[Data entries for graphics]
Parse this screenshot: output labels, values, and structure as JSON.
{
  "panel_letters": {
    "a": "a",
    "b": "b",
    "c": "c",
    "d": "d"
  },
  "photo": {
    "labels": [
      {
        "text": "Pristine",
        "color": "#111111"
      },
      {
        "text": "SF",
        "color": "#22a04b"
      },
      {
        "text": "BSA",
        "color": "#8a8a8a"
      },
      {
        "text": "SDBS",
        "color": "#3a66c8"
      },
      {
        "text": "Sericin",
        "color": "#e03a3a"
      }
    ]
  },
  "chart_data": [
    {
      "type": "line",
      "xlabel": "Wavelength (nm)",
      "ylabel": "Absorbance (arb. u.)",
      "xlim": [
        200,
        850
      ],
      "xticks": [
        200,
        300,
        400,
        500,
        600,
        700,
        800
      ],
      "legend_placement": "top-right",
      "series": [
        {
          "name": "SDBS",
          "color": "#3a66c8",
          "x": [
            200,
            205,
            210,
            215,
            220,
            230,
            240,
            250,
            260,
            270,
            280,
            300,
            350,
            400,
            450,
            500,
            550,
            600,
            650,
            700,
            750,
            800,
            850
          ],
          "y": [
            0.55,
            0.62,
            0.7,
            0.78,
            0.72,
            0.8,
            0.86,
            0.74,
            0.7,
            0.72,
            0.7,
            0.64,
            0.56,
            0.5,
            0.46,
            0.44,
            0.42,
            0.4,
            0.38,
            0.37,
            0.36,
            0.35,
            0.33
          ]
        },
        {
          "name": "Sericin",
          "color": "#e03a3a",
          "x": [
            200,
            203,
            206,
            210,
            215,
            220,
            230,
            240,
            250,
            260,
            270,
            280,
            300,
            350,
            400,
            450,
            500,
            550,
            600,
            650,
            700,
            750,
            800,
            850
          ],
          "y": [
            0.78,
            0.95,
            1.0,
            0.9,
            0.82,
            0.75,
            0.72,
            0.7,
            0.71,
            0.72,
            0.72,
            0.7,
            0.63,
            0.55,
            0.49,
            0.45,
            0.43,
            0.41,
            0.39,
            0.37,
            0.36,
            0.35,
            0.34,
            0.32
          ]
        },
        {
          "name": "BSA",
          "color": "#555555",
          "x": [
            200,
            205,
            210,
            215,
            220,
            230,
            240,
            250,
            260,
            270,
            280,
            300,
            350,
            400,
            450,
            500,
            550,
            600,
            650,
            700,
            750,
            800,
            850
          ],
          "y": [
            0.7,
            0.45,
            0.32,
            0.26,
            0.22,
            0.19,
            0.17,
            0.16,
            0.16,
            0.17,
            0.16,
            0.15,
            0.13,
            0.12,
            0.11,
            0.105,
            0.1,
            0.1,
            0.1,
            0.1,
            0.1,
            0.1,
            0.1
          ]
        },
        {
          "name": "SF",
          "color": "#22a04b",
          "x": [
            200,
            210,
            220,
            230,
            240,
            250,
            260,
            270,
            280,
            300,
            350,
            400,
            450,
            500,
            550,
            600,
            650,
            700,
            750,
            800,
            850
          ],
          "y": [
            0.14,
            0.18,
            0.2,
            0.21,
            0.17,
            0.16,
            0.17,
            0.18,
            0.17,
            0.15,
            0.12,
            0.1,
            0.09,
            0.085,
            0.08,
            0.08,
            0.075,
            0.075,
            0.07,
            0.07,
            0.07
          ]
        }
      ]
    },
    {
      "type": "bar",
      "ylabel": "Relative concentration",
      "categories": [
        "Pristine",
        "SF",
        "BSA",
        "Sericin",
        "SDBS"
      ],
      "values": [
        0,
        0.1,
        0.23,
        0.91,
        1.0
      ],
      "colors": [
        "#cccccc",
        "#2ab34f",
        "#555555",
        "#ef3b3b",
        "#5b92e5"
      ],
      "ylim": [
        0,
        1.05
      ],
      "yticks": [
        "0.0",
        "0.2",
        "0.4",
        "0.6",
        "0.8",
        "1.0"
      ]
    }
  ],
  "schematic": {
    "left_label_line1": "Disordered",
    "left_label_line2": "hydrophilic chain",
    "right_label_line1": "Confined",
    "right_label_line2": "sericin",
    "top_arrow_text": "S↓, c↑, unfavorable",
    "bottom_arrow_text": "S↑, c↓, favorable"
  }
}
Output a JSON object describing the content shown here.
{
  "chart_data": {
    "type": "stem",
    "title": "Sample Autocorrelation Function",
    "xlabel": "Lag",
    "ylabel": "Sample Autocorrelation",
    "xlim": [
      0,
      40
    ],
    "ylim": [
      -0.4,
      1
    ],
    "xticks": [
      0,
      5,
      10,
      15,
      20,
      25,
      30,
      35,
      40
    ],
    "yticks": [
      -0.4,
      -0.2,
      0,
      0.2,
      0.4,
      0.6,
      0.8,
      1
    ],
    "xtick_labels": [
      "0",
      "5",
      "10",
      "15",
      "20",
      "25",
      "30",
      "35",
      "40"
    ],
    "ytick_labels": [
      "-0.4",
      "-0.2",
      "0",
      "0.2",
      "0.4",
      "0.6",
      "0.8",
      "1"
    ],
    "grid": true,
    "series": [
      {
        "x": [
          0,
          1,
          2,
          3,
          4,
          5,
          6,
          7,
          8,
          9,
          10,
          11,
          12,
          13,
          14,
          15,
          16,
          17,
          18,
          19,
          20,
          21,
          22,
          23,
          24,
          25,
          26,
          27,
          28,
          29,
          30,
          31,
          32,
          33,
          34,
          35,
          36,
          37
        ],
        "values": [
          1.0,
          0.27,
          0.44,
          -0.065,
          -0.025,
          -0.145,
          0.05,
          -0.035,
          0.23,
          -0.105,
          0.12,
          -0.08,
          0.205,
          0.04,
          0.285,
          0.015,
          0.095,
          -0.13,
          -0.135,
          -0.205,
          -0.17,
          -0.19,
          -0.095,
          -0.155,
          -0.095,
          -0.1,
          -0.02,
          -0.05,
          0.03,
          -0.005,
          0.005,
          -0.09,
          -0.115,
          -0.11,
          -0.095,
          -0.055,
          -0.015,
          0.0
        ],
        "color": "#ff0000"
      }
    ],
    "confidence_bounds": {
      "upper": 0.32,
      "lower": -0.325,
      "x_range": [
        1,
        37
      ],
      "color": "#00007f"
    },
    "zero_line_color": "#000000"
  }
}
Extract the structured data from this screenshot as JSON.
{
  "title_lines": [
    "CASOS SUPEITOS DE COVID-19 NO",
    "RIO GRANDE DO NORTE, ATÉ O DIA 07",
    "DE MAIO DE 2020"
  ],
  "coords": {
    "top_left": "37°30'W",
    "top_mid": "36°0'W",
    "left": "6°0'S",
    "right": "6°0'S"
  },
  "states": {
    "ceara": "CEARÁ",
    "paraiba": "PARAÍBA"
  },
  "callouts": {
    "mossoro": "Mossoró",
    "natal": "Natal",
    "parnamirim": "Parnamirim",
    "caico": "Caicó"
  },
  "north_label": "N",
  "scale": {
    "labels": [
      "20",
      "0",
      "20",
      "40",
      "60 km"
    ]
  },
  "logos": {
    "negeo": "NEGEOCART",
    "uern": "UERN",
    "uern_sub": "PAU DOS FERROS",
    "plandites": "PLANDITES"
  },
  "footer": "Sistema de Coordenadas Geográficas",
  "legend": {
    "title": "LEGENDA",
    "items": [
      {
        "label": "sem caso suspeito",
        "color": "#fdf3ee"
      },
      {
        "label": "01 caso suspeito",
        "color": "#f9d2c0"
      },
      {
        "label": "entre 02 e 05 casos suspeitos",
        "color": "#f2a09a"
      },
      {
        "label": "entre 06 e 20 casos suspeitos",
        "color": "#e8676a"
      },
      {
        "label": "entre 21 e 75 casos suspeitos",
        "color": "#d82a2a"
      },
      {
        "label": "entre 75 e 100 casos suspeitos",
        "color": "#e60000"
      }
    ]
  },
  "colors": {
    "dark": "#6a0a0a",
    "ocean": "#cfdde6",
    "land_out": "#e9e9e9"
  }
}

## Written request
Tell how many lines of the material above hold "entre", answering with a bare number.

## The answer
4